# PROBLEM DETAILS
Copy every entry word for word, but skip the pictures.
>>>>
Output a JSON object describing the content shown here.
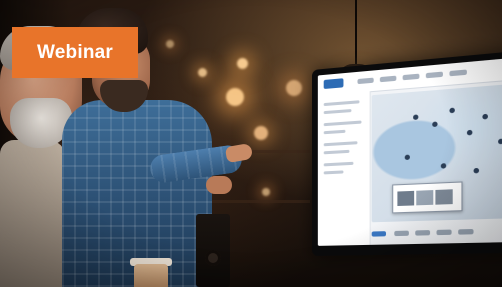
{
  "badge": {
    "label": "Webinar",
    "color": "#e8742a"
  }
}
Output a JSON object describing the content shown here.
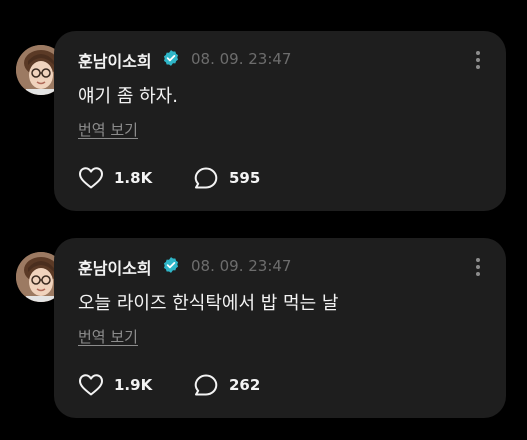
<<<<
# WRITTEN RESPONSE
Output a JSON object describing the content shown here.
{
  "badge": {
    "label": "Webinar",
    "color": "#e8742a"
  }
}
Output a JSON object describing the content shown here.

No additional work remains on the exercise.